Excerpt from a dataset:
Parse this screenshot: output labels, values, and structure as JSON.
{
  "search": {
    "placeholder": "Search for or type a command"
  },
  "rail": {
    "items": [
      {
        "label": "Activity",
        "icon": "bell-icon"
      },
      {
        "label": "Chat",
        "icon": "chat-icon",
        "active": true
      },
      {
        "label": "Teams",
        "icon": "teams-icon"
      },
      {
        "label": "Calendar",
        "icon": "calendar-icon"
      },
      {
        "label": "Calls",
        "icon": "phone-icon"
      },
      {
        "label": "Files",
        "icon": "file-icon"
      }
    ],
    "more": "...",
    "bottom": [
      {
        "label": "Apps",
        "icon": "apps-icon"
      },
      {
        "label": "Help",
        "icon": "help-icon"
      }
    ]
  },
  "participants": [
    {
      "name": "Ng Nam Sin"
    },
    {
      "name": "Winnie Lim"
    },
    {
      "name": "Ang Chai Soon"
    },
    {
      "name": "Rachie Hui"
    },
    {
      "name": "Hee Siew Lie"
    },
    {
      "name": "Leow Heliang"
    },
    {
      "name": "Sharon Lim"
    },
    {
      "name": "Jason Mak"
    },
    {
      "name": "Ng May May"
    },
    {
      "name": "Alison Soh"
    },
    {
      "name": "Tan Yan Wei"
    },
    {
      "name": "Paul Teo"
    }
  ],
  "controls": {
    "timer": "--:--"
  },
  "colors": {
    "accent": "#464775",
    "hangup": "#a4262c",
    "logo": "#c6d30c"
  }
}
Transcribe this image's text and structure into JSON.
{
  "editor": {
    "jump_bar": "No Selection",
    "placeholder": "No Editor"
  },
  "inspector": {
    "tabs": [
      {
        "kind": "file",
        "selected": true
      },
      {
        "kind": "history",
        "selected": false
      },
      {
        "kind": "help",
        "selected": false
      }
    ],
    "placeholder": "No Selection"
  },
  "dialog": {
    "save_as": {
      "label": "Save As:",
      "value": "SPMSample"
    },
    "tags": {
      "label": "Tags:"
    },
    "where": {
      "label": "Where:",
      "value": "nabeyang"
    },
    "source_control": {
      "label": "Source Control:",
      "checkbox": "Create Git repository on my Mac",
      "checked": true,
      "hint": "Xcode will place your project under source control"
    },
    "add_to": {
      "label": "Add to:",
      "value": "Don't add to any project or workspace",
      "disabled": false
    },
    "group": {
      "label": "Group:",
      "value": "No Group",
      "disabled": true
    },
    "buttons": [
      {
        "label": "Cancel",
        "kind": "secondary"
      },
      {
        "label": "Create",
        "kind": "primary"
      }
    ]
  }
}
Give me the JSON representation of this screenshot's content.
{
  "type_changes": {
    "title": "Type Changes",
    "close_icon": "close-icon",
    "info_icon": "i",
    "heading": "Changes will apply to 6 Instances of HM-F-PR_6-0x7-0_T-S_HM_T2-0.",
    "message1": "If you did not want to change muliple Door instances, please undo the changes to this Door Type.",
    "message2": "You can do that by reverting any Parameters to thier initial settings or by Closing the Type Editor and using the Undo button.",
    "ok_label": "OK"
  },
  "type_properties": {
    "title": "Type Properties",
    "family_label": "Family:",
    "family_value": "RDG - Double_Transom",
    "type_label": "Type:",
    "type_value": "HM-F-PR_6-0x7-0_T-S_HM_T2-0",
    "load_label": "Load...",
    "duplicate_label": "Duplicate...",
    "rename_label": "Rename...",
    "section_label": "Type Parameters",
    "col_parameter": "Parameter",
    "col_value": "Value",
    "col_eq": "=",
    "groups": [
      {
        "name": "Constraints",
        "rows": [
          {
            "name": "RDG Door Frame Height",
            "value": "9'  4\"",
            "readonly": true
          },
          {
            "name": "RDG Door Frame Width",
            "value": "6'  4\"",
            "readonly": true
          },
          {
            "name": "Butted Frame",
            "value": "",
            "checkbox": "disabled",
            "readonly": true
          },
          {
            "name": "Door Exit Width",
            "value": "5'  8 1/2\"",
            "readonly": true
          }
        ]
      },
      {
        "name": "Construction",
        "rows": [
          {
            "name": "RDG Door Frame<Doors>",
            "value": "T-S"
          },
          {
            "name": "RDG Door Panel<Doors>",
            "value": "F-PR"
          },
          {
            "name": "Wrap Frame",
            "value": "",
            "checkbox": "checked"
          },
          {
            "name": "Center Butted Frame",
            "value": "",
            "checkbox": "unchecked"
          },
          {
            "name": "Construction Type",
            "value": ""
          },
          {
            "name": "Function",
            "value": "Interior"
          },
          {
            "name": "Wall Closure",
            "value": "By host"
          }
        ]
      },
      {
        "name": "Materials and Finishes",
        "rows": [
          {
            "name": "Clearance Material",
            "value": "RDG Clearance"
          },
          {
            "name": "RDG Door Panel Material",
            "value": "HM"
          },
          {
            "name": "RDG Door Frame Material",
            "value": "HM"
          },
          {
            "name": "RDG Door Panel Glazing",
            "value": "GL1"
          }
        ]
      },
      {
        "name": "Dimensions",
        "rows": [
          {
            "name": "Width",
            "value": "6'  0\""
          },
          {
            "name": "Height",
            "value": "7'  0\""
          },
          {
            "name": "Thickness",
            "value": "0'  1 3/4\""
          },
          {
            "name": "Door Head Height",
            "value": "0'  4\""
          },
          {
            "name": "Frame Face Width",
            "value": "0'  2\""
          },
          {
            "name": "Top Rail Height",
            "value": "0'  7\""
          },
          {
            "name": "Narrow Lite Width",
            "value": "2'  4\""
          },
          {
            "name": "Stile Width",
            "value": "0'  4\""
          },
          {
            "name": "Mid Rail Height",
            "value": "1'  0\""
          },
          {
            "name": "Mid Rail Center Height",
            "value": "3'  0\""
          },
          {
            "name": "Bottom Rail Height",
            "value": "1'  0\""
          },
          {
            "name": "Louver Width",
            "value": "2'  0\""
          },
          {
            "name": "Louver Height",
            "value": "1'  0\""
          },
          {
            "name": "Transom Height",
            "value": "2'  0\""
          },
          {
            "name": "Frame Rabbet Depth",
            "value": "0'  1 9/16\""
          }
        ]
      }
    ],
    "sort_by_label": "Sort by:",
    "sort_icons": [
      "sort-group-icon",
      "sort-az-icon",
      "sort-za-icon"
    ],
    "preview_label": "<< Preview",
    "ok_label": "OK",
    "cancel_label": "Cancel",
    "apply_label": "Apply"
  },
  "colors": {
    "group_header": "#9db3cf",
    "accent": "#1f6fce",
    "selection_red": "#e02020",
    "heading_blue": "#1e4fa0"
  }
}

INSTRUCTIONS FOR THE TASK: Reproduce the material above exactly; please quote every line of it.

RESPONSE BELOW:
Parse this screenshot: output labels, values, and structure as JSON.
{
  "search": {
    "placeholder": "Search for or type a command"
  },
  "rail": {
    "items": [
      {
        "label": "Activity",
        "icon": "bell-icon"
      },
      {
        "label": "Chat",
        "icon": "chat-icon",
        "active": true
      },
      {
        "label": "Teams",
        "icon": "teams-icon"
      },
      {
        "label": "Calendar",
        "icon": "calendar-icon"
      },
      {
        "label": "Calls",
        "icon": "phone-icon"
      },
      {
        "label": "Files",
        "icon": "file-icon"
      }
    ],
    "more": "...",
    "bottom": [
      {
        "label": "Apps",
        "icon": "apps-icon"
      },
      {
        "label": "Help",
        "icon": "help-icon"
      }
    ]
  },
  "participants": [
    {
      "name": "Ng Nam Sin"
    },
    {
      "name": "Winnie Lim"
    },
    {
      "name": "Ang Chai Soon"
    },
    {
      "name": "Rachie Hui"
    },
    {
      "name": "Hee Siew Lie"
    },
    {
      "name": "Leow Heliang"
    },
    {
      "name": "Sharon Lim"
    },
    {
      "name": "Jason Mak"
    },
    {
      "name": "Ng May May"
    },
    {
      "name": "Alison Soh"
    },
    {
      "name": "Tan Yan Wei"
    },
    {
      "name": "Paul Teo"
    }
  ],
  "controls": {
    "timer": "--:--"
  },
  "colors": {
    "accent": "#464775",
    "hangup": "#a4262c",
    "logo": "#c6d30c"
  }
}
Transcribe this image's text and structure into JSON.
{
  "editor": {
    "jump_bar": "No Selection",
    "placeholder": "No Editor"
  },
  "inspector": {
    "tabs": [
      {
        "kind": "file",
        "selected": true
      },
      {
        "kind": "history",
        "selected": false
      },
      {
        "kind": "help",
        "selected": false
      }
    ],
    "placeholder": "No Selection"
  },
  "dialog": {
    "save_as": {
      "label": "Save As:",
      "value": "SPMSample"
    },
    "tags": {
      "label": "Tags:"
    },
    "where": {
      "label": "Where:",
      "value": "nabeyang"
    },
    "source_control": {
      "label": "Source Control:",
      "checkbox": "Create Git repository on my Mac",
      "checked": true,
      "hint": "Xcode will place your project under source control"
    },
    "add_to": {
      "label": "Add to:",
      "value": "Don't add to any project or workspace",
      "disabled": false
    },
    "group": {
      "label": "Group:",
      "value": "No Group",
      "disabled": true
    },
    "buttons": [
      {
        "label": "Cancel",
        "kind": "secondary"
      },
      {
        "label": "Create",
        "kind": "primary"
      }
    ]
  }
}
Give me the JSON representation of this screenshot's content.
{
  "type_changes": {
    "title": "Type Changes",
    "close_icon": "close-icon",
    "info_icon": "i",
    "heading": "Changes will apply to 6 Instances of HM-F-PR_6-0x7-0_T-S_HM_T2-0.",
    "message1": "If you did not want to change muliple Door instances, please undo the changes to this Door Type.",
    "message2": "You can do that by reverting any Parameters to thier initial settings or by Closing the Type Editor and using the Undo button.",
    "ok_label": "OK"
  },
  "type_properties": {
    "title": "Type Properties",
    "family_label": "Family:",
    "family_value": "RDG - Double_Transom",
    "type_label": "Type:",
    "type_value": "HM-F-PR_6-0x7-0_T-S_HM_T2-0",
    "load_label": "Load...",
    "duplicate_label": "Duplicate...",
    "rename_label": "Rename...",
    "section_label": "Type Parameters",
    "col_parameter": "Parameter",
    "col_value": "Value",
    "col_eq": "=",
    "groups": [
      {
        "name": "Constraints",
        "rows": [
          {
            "name": "RDG Door Frame Height",
            "value": "9'  4\"",
            "readonly": true
          },
          {
            "name": "RDG Door Frame Width",
            "value": "6'  4\"",
            "readonly": true
          },
          {
            "name": "Butted Frame",
            "value": "",
            "checkbox": "disabled",
            "readonly": true
          },
          {
            "name": "Door Exit Width",
            "value": "5'  8 1/2\"",
            "readonly": true
          }
        ]
      },
      {
        "name": "Construction",
        "rows": [
          {
            "name": "RDG Door Frame<Doors>",
            "value": "T-S"
          },
          {
            "name": "RDG Door Panel<Doors>",
            "value": "F-PR"
          },
          {
            "name": "Wrap Frame",
            "value": "",
            "checkbox": "checked"
          },
          {
            "name": "Center Butted Frame",
            "value": "",
            "checkbox": "unchecked"
          },
          {
            "name": "Construction Type",
            "value": ""
          },
          {
            "name": "Function",
            "value": "Interior"
          },
          {
            "name": "Wall Closure",
            "value": "By host"
          }
        ]
      },
      {
        "name": "Materials and Finishes",
        "rows": [
          {
            "name": "Clearance Material",
            "value": "RDG Clearance"
          },
          {
            "name": "RDG Door Panel Material",
            "value": "HM"
          },
          {
            "name": "RDG Door Frame Material",
            "value": "HM"
          },
          {
            "name": "RDG Door Panel Glazing",
            "value": "GL1"
          }
        ]
      },
      {
        "name": "Dimensions",
        "rows": [
          {
            "name": "Width",
            "value": "6'  0\""
          },
          {
            "name": "Height",
            "value": "7'  0\""
          },
          {
            "name": "Thickness",
            "value": "0'  1 3/4\""
          },
          {
            "name": "Door Head Height",
            "value": "0'  4\""
          },
          {
            "name": "Frame Face Width",
            "value": "0'  2\""
          },
          {
            "name": "Top Rail Height",
            "value": "0'  7\""
          },
          {
            "name": "Narrow Lite Width",
            "value": "2'  4\""
          },
          {
            "name": "Stile Width",
            "value": "0'  4\""
          },
          {
            "name": "Mid Rail Height",
            "value": "1'  0\""
          },
          {
            "name": "Mid Rail Center Height",
            "value": "3'  0\""
          },
          {
            "name": "Bottom Rail Height",
            "value": "1'  0\""
          },
          {
            "name": "Louver Width",
            "value": "2'  0\""
          },
          {
            "name": "Louver Height",
            "value": "1'  0\""
          },
          {
            "name": "Transom Height",
            "value": "2'  0\""
          },
          {
            "name": "Frame Rabbet Depth",
            "value": "0'  1 9/16\""
          }
        ]
      }
    ],
    "sort_by_label": "Sort by:",
    "sort_icons": [
      "sort-group-icon",
      "sort-az-icon",
      "sort-za-icon"
    ],
    "preview_label": "<< Preview",
    "ok_label": "OK",
    "cancel_label": "Cancel",
    "apply_label": "Apply"
  },
  "colors": {
    "group_header": "#9db3cf",
    "accent": "#1f6fce",
    "selection_red": "#e02020",
    "heading_blue": "#1e4fa0"
  }
}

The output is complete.